Task requirements
Only the number is wanted: how many lines contain the string "this"?

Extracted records
※
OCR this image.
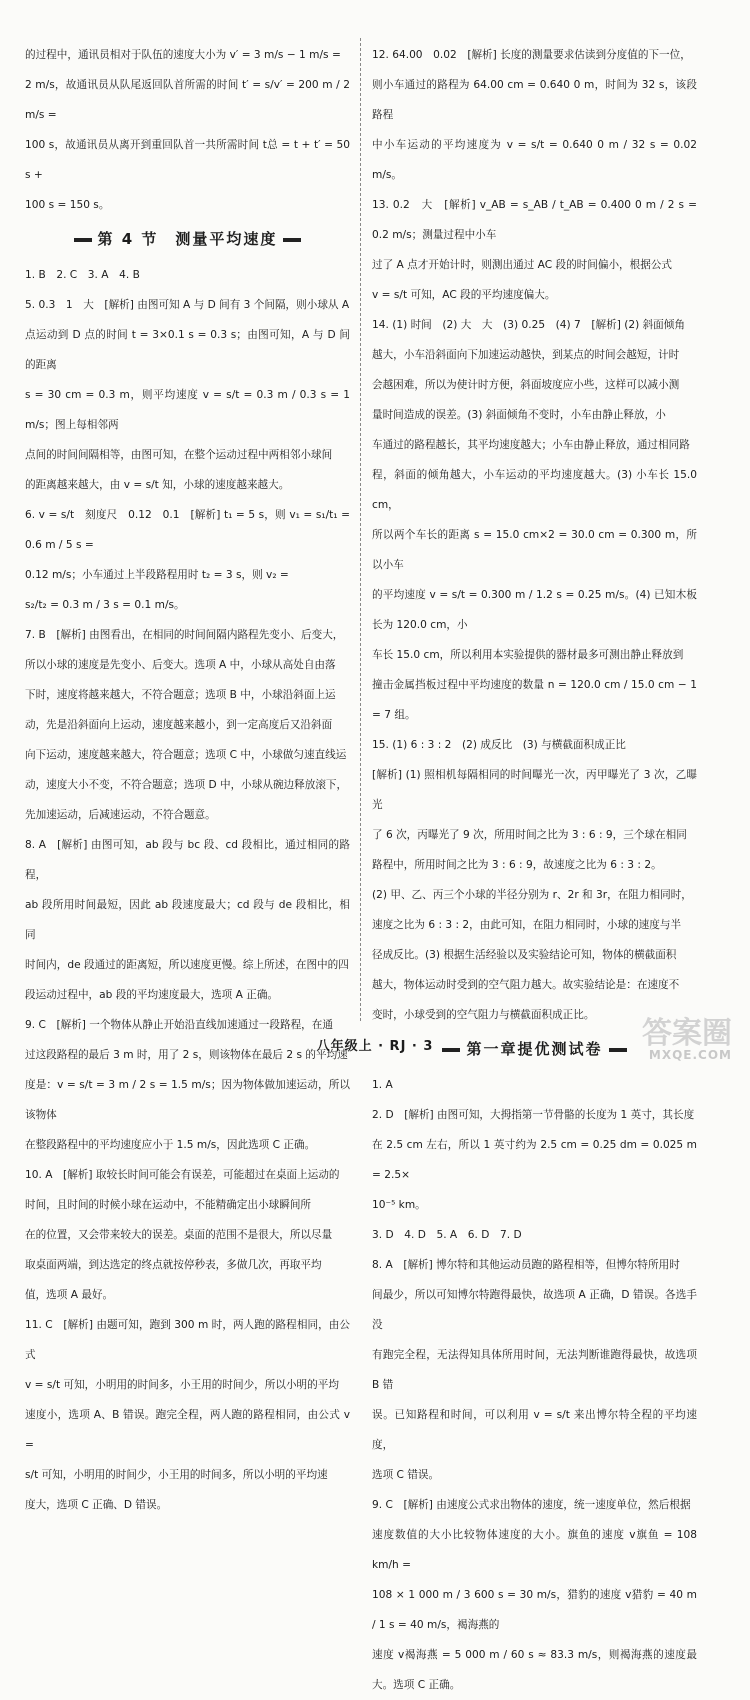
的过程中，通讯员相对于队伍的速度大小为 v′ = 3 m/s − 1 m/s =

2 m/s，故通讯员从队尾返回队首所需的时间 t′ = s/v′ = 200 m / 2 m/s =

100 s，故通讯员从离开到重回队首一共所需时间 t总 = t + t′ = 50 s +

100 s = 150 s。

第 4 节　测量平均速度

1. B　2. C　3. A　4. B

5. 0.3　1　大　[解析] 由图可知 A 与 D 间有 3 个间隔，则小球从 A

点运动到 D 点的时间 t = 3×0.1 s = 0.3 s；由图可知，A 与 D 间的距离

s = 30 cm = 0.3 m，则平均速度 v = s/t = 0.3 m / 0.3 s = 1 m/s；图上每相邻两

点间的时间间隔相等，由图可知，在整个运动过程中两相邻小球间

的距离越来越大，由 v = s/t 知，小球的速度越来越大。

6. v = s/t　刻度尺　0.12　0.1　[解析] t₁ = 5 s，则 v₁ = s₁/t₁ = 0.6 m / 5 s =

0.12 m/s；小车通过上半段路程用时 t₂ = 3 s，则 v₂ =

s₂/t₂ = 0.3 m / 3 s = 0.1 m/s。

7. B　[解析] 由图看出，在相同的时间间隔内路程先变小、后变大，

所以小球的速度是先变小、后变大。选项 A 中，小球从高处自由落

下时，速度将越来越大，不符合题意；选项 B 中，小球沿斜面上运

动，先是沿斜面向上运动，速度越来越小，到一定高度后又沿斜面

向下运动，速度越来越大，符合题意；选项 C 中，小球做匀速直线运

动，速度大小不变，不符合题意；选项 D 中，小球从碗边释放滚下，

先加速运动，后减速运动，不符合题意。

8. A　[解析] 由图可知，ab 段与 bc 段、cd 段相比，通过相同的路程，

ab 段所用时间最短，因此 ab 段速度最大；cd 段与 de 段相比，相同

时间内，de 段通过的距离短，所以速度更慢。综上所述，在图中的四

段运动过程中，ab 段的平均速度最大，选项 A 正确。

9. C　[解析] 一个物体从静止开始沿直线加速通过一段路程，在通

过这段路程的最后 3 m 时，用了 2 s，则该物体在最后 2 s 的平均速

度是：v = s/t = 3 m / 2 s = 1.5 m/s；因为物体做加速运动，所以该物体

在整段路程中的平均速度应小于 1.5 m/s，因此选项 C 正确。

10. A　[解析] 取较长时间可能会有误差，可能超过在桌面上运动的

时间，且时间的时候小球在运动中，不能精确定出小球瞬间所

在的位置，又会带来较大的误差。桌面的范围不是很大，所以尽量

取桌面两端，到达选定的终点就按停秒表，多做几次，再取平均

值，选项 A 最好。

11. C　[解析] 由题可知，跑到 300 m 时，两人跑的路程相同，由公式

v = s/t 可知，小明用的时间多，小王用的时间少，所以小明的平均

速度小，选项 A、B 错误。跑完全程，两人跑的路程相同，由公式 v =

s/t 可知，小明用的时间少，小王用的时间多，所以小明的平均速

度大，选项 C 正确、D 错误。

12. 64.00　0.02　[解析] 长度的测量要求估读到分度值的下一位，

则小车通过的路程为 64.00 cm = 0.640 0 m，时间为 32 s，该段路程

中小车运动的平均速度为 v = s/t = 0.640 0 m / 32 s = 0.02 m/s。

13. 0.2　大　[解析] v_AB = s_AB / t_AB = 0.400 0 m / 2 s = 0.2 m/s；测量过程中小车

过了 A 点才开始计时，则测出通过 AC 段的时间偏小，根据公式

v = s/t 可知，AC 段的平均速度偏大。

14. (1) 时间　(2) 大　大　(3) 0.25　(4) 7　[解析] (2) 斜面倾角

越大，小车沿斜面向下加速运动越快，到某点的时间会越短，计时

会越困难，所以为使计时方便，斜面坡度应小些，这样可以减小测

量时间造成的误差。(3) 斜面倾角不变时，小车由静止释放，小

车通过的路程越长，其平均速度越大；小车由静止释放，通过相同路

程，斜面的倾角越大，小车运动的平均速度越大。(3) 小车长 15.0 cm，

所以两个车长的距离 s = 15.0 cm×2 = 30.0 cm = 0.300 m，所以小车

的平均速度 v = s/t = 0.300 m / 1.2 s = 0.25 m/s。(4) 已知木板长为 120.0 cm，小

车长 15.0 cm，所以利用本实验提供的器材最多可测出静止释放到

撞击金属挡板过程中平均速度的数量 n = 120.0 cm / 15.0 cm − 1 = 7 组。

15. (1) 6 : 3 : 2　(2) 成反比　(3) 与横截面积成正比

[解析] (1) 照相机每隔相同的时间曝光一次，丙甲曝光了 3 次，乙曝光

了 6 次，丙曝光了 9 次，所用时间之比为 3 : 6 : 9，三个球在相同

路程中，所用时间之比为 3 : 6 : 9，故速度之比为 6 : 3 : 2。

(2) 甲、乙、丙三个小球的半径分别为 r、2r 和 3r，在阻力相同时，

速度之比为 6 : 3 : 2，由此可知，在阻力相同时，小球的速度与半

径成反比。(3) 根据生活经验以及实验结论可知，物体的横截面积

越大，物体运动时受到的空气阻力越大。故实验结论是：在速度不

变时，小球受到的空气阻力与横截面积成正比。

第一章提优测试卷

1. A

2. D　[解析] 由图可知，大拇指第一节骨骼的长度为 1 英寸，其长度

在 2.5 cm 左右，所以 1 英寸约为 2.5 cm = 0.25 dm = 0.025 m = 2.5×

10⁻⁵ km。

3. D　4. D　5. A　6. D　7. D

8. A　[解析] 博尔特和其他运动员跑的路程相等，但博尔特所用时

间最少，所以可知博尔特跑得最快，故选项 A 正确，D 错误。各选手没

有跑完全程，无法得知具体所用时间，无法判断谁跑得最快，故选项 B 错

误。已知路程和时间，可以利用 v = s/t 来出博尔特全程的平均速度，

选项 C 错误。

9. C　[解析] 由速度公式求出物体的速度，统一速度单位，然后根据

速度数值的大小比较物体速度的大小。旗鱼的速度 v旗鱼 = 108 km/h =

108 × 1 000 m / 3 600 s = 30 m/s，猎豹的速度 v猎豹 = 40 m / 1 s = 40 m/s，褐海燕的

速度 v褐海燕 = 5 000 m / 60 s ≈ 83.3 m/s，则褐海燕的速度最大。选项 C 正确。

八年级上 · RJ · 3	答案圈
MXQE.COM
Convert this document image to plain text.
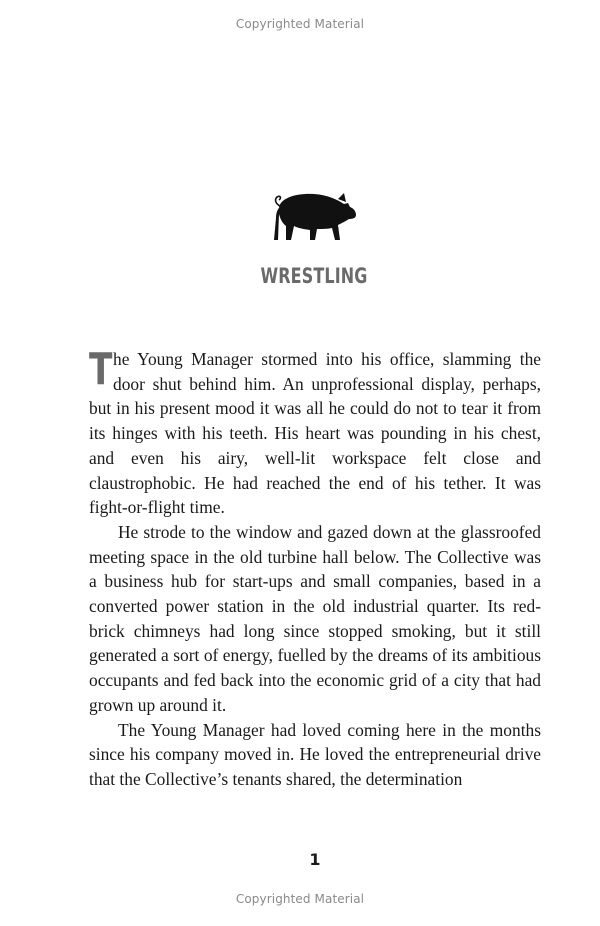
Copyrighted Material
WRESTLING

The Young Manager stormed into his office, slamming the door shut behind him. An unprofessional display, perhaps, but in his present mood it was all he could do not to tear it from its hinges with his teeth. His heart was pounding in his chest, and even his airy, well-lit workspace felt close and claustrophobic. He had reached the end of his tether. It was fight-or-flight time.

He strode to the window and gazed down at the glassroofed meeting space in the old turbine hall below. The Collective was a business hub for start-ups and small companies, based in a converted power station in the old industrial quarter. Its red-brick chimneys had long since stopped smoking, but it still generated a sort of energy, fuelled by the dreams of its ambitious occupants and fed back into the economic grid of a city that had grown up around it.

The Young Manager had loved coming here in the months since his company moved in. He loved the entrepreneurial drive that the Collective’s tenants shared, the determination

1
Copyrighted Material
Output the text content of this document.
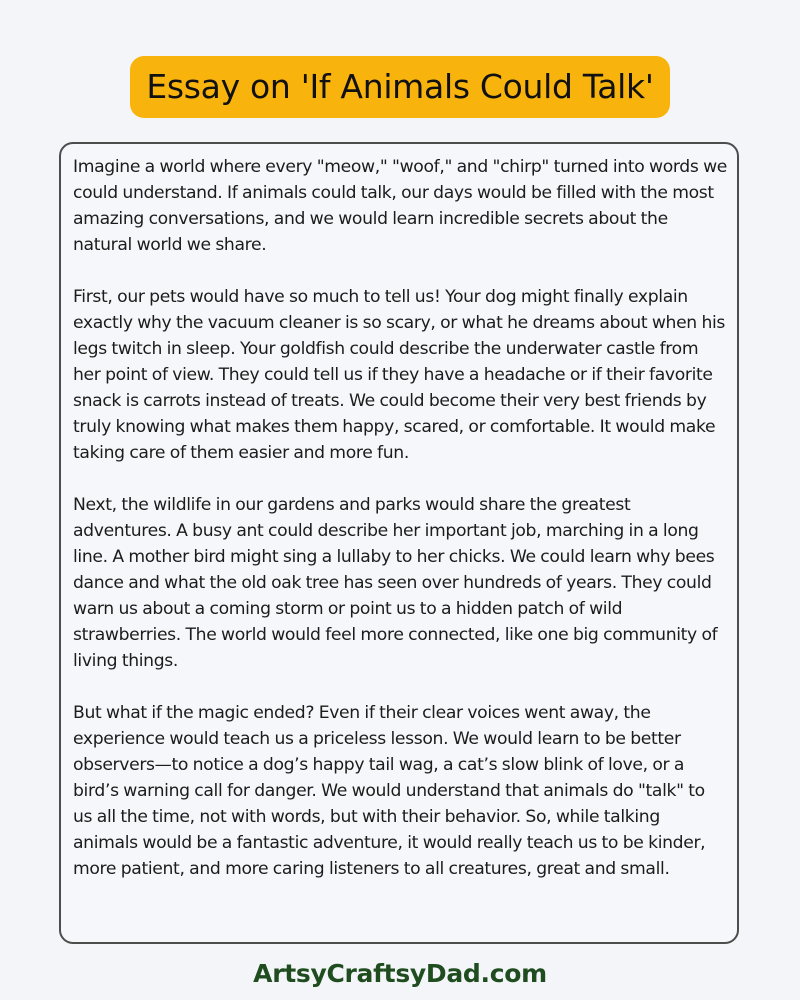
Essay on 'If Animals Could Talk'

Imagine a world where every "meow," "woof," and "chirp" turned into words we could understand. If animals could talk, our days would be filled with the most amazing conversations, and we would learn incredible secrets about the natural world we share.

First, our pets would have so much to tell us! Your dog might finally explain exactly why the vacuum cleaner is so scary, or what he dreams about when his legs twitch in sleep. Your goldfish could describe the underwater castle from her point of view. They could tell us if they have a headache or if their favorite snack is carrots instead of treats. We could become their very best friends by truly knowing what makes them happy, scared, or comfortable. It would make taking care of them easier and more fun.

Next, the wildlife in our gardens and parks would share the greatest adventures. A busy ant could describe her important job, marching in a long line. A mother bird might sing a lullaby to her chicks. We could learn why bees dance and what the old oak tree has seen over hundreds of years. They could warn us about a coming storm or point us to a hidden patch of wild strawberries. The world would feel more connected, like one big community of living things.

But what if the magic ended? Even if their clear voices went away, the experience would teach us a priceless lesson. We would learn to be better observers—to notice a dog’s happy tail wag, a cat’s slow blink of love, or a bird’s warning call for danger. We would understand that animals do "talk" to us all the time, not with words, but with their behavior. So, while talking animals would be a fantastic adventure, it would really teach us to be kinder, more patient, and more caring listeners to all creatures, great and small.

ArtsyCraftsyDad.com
※
Exercise solution
3